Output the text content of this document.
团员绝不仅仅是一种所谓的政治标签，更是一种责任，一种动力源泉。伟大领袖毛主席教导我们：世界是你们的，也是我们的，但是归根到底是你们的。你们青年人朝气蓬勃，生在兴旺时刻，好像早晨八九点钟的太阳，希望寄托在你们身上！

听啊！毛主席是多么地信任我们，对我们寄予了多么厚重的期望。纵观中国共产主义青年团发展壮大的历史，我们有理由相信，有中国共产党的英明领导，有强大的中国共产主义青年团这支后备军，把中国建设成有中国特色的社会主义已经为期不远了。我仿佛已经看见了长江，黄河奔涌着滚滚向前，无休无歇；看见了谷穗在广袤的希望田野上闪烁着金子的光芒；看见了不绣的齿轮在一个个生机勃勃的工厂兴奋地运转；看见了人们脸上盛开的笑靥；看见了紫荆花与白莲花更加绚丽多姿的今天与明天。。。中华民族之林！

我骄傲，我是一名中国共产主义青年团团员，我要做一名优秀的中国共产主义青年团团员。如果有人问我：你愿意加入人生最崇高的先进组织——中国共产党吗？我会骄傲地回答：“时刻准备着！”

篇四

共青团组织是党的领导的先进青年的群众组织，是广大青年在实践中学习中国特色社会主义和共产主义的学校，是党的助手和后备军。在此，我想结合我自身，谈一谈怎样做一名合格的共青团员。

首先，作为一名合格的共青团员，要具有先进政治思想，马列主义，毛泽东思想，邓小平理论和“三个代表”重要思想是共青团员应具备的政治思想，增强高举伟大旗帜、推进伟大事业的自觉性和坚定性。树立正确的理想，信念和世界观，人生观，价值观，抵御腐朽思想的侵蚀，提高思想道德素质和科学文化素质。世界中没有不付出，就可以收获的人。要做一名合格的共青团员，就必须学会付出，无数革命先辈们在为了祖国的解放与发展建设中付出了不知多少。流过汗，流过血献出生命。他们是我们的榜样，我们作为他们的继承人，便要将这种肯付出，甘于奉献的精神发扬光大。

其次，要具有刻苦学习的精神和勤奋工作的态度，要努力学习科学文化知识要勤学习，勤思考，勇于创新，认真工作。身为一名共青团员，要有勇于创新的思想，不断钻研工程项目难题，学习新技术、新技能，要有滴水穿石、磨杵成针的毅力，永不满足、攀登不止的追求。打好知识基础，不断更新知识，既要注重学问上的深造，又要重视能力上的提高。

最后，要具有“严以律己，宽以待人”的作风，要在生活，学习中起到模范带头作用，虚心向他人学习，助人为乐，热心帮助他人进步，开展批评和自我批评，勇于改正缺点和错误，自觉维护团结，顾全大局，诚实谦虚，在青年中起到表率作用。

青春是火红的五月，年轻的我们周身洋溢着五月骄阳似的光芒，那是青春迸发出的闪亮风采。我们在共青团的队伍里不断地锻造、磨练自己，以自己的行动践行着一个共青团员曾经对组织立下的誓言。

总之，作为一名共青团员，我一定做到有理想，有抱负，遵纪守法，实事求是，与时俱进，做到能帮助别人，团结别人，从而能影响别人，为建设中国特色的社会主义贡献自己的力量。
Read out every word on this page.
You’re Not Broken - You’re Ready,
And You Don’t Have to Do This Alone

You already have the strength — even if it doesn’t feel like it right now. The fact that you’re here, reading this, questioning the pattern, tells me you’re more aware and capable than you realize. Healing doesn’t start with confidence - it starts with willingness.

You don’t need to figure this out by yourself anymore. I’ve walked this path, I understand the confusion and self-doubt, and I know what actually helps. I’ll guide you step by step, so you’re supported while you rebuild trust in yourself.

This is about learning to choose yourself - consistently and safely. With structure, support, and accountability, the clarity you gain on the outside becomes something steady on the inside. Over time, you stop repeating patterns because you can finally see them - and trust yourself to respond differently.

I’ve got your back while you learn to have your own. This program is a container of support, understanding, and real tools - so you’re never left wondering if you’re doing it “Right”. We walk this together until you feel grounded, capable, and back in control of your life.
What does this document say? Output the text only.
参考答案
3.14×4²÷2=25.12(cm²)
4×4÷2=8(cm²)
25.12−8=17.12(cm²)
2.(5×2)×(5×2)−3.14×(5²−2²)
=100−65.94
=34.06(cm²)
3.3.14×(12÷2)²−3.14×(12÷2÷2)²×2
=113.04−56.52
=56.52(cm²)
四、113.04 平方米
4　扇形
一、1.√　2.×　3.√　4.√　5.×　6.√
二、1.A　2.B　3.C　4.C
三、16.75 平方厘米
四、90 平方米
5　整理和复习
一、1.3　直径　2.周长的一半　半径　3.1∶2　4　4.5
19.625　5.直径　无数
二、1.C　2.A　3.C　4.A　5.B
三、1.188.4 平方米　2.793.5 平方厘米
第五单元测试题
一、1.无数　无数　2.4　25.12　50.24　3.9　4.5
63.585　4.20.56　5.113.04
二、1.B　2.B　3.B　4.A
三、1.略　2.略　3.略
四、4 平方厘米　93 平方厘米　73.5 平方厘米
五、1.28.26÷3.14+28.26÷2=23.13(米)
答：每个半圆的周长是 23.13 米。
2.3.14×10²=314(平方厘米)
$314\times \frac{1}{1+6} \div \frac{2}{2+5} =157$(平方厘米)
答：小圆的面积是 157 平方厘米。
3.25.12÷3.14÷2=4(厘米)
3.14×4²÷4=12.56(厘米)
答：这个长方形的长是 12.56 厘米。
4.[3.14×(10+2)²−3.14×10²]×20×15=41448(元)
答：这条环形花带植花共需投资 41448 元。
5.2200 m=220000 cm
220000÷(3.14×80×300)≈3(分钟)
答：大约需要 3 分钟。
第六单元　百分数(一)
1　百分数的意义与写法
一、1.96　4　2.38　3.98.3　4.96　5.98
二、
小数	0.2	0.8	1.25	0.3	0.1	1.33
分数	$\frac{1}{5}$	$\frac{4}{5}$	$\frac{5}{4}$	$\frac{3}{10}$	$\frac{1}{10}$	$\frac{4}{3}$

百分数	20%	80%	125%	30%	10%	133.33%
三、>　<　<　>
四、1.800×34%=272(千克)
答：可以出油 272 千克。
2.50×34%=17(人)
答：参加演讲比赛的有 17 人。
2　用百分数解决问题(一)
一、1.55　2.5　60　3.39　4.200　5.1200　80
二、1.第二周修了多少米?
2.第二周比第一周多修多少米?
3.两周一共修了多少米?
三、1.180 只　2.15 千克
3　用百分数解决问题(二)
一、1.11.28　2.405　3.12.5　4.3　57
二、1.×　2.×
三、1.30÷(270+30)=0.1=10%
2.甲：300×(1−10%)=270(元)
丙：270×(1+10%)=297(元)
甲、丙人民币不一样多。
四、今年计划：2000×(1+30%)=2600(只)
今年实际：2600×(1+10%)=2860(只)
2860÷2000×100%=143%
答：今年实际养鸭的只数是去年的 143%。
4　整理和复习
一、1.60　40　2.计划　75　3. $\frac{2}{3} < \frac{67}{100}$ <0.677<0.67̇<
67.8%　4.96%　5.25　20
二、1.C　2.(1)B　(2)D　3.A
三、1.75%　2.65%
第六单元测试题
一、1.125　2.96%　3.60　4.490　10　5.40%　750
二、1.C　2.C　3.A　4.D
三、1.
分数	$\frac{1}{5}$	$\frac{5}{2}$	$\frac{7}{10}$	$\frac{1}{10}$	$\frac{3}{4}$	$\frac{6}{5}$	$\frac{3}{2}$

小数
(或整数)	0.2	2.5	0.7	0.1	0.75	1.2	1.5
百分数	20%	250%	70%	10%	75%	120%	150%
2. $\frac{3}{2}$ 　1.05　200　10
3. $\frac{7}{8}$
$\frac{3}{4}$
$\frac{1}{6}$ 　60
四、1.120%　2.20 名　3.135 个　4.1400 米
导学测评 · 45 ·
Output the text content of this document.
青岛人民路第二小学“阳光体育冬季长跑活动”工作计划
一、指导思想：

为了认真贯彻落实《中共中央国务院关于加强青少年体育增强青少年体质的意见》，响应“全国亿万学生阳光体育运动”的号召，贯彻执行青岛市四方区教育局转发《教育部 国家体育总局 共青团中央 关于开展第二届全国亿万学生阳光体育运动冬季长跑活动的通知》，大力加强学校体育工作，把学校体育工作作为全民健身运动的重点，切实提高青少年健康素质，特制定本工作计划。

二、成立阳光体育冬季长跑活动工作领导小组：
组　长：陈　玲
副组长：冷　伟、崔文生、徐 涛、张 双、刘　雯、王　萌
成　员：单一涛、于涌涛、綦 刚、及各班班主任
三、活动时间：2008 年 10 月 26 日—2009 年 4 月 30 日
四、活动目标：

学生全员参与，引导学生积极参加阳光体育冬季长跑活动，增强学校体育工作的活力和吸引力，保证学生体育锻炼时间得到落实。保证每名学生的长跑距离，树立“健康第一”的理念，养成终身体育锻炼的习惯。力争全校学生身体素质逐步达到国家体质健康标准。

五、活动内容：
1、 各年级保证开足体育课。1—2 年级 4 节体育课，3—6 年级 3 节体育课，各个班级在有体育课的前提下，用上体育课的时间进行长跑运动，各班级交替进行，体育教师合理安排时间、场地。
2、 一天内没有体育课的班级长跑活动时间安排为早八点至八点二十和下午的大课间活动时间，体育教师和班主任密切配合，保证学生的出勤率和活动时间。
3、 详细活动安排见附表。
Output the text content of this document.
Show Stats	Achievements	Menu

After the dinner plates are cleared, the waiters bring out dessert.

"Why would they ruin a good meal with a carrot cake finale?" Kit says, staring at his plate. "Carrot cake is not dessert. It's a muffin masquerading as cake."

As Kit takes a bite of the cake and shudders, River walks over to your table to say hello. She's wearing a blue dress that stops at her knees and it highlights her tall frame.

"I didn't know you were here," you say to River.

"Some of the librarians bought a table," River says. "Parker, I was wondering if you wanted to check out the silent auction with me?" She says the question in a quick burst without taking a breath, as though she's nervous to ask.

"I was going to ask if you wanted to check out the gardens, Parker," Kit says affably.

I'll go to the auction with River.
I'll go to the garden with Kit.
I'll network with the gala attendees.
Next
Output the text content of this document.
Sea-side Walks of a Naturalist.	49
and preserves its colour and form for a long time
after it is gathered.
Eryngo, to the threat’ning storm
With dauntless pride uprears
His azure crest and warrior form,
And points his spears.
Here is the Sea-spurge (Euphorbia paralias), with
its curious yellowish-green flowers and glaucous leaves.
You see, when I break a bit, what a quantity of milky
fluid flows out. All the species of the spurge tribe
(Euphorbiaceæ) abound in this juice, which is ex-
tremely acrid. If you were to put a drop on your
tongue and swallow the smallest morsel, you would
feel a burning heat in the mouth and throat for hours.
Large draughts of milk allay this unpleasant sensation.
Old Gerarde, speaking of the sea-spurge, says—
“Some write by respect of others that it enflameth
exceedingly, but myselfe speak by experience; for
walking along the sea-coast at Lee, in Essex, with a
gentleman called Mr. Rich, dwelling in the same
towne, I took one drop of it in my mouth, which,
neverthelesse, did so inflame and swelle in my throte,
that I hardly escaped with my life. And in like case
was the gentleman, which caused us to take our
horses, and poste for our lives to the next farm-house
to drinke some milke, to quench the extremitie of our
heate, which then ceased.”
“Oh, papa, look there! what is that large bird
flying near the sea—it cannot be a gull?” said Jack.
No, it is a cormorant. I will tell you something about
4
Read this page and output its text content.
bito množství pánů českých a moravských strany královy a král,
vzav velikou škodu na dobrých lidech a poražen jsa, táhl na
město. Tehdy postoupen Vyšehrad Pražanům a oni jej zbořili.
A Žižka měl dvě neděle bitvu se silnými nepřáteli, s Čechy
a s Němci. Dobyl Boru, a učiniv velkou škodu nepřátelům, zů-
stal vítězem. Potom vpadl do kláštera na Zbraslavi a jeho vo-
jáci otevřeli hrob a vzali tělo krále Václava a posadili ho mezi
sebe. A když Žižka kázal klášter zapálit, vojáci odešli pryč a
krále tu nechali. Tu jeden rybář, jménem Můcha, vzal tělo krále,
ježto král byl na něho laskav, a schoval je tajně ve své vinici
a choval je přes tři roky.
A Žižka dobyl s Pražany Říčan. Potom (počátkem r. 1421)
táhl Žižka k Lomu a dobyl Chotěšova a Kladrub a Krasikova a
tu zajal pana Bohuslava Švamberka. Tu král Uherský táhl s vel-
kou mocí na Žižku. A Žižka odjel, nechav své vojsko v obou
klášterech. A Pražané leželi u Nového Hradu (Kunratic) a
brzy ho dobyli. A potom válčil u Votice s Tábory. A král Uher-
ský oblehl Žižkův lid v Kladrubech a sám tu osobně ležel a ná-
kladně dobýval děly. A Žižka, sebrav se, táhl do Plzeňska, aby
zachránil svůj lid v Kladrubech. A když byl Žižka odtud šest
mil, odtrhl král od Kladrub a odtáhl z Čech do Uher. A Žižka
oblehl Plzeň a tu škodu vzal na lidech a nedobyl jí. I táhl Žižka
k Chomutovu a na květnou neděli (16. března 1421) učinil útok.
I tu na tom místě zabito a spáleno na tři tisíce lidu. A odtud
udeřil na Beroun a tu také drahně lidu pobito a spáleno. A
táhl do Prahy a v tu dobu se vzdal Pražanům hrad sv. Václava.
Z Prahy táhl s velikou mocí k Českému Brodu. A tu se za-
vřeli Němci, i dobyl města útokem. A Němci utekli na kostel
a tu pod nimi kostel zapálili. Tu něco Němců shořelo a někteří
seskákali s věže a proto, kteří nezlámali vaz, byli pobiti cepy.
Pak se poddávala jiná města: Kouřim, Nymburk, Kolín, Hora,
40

* * * * * * * * *

*Exercise details*: Find the lines above that include the string "wanted" and copy them.

*Solution for this exercise*:
"Some of the librarians bought a table," River says. "Parker, I was wondering if you wanted to check out the silent auction with me?" She says the question in a quick burst without taking a breath, as though she's nervous to ask.
"I was going to ask if you wanted to check out the gardens, Parker," Kit says affably.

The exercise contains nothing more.